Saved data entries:
----

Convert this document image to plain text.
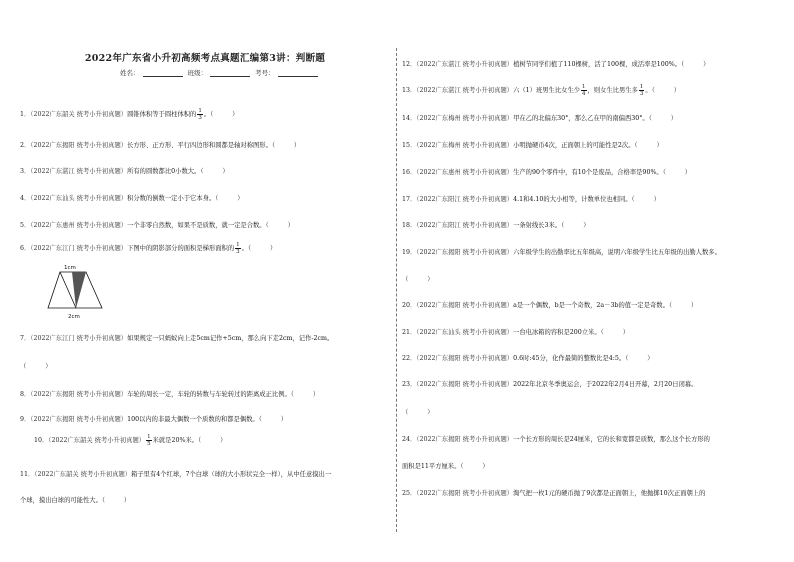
2022年广东省小升初高频考点真题汇编第3讲：判断题
姓名：	班级：	考号：
1．（2022广东韶关 统考小升初真题）圆锥体积等于圆柱体积的 $\frac{1}{3}$ 。（　　　）
2．（2022广东揭阳 统考小升初真题）长方形、正方形、平行四边形和圆都是轴对称图形。（　　　）
3．（2022广东湛江 统考小升初真题）所有的圆数都比0小数大。（　　　）
4．（2022广东汕头 统考小升初真题）积分数的倒数一定小于它本身。（　　　）
5．（2022广东惠州 统考小升初真题）一个非零自然数，如果不是质数，就一定是合数。（　　　）
6．（2022广东江门 统考小升初真题）下图中的阴影部分的面积是梯形面积的 $\frac{1}{3}$ 。（　　　）
1cm
2cm
7．（2022广东江门 统考小升初真题）如果规定一只蚂蚁向上走5cm记作+5cm，那么向下走2cm，记作-2cm。
（　　　）
8．（2022广东揭阳 统考小升初真题）车轮的周长一定，车轮的转数与车轮转过的距离成正比例。（　　　）
9．（2022广东揭阳 统考小升初真题）100以内的非最大偶数一个质数的和都是偶数。（　　　）
10．（2022广东韶关 统考小升初真题） $\frac{1}{5}$ 米就是20%米。（　　　）
11．（2022广东韶关 统考小升初真题）箱子里有4个红球，7个白球（球的大小形状完全一样），从中任意摸出一
个球，摸出白球的可能性大。（　　　）
12．（2022广东湛江 统考小升初真题）植树节同学们植了110棵树，活了100棵，成活率是100%。（　　　）
13．（2022广东湛江 统考小升初真题）六（1）班男生比女生少 $\frac{1}{4}$ ，则女生比男生多 $\frac{1}{3}$ 。（　　　）
14．（2022广东梅州 统考小升初真题）甲在乙的北偏东30°，那么乙在甲的南偏西30°。（　　　）
15．（2022广东梅州 统考小升初真题）小明抛硬币4次，正面朝上的可能性是2次。（　　　）
16．（2022广东惠州 统考小升初真题）生产的90个零件中，有10个是废品，合格率是90%。（　　　）
17．（2022广东阳江 统考小升初真题）4.1和4.10的大小相等，计数单位也相同。（　　　）
18．（2022广东阳江 统考小升初真题）一条射线长3米。（　　　）
19．（2022广东揭阳 统考小升初真题）六年级学生的出勤率比五年级高，说明六年级学生比五年级的出勤人数多。
（　　　）
20．（2022广东揭阳 统考小升初真题）a是一个偶数，b是一个奇数，2a－3b的值一定是奇数。（　　　）
21．（2022广东汕头 统考小升初真题）一台电冰箱的容积是200立米。（　　　）
22．（2022广东揭阳 统考小升初真题）0.6时:45分，化作最简的整数比是4:5。（　　　）
23．（2022广东揭阳 统考小升初真题）2022年北京冬季奥运会，于2022年2月4日开幕，2月20日闭幕。
（　　　）
24．（2022广东揭阳 统考小升初真题）一个长方形的周长是24厘米，它的长和宽都是质数，那么这个长方形的
面积是11平方厘米。（　　　）
25．（2022广东揭阳 统考小升初真题）淘气把一枚1元的硬币抛了9次都是正面朝上，他抛掷10次正面朝上的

----

- EXERCISE REQUIREMENTS
Reproduce the listing exactly. Leave its pictures out.

- ANSWER FOR THE TASK
Convert this document image to plain text.
2022年广东省小升初高频考点真题汇编第3讲：判断题
姓名：	班级：	考号：
1．（2022广东韶关 统考小升初真题）圆锥体积等于圆柱体积的 $\frac{1}{3}$ 。（　　　）
2．（2022广东揭阳 统考小升初真题）长方形、正方形、平行四边形和圆都是轴对称图形。（　　　）
3．（2022广东湛江 统考小升初真题）所有的圆数都比0小数大。（　　　）
4．（2022广东汕头 统考小升初真题）积分数的倒数一定小于它本身。（　　　）
5．（2022广东惠州 统考小升初真题）一个非零自然数，如果不是质数，就一定是合数。（　　　）
6．（2022广东江门 统考小升初真题）下图中的阴影部分的面积是梯形面积的 $\frac{1}{3}$ 。（　　　）
1cm
2cm
7．（2022广东江门 统考小升初真题）如果规定一只蚂蚁向上走5cm记作+5cm，那么向下走2cm，记作-2cm。
（　　　）
8．（2022广东揭阳 统考小升初真题）车轮的周长一定，车轮的转数与车轮转过的距离成正比例。（　　　）
9．（2022广东揭阳 统考小升初真题）100以内的非最大偶数一个质数的和都是偶数。（　　　）
10．（2022广东韶关 统考小升初真题） $\frac{1}{5}$ 米就是20%米。（　　　）
11．（2022广东韶关 统考小升初真题）箱子里有4个红球，7个白球（球的大小形状完全一样），从中任意摸出一
个球，摸出白球的可能性大。（　　　）
12．（2022广东湛江 统考小升初真题）植树节同学们植了110棵树，活了100棵，成活率是100%。（　　　）
13．（2022广东湛江 统考小升初真题）六（1）班男生比女生少 $\frac{1}{4}$ ，则女生比男生多 $\frac{1}{3}$ 。（　　　）
14．（2022广东梅州 统考小升初真题）甲在乙的北偏东30°，那么乙在甲的南偏西30°。（　　　）
15．（2022广东梅州 统考小升初真题）小明抛硬币4次，正面朝上的可能性是2次。（　　　）
16．（2022广东惠州 统考小升初真题）生产的90个零件中，有10个是废品，合格率是90%。（　　　）
17．（2022广东阳江 统考小升初真题）4.1和4.10的大小相等，计数单位也相同。（　　　）
18．（2022广东阳江 统考小升初真题）一条射线长3米。（　　　）
19．（2022广东揭阳 统考小升初真题）六年级学生的出勤率比五年级高，说明六年级学生比五年级的出勤人数多。
（　　　）
20．（2022广东揭阳 统考小升初真题）a是一个偶数，b是一个奇数，2a－3b的值一定是奇数。（　　　）
21．（2022广东汕头 统考小升初真题）一台电冰箱的容积是200立米。（　　　）
22．（2022广东揭阳 统考小升初真题）0.6时:45分，化作最简的整数比是4:5。（　　　）
23．（2022广东揭阳 统考小升初真题）2022年北京冬季奥运会，于2022年2月4日开幕，2月20日闭幕。
（　　　）
24．（2022广东揭阳 统考小升初真题）一个长方形的周长是24厘米，它的长和宽都是质数，那么这个长方形的
面积是11平方厘米。（　　　）
25．（2022广东揭阳 统考小升初真题）淘气把一枚1元的硬币抛了9次都是正面朝上，他抛掷10次正面朝上的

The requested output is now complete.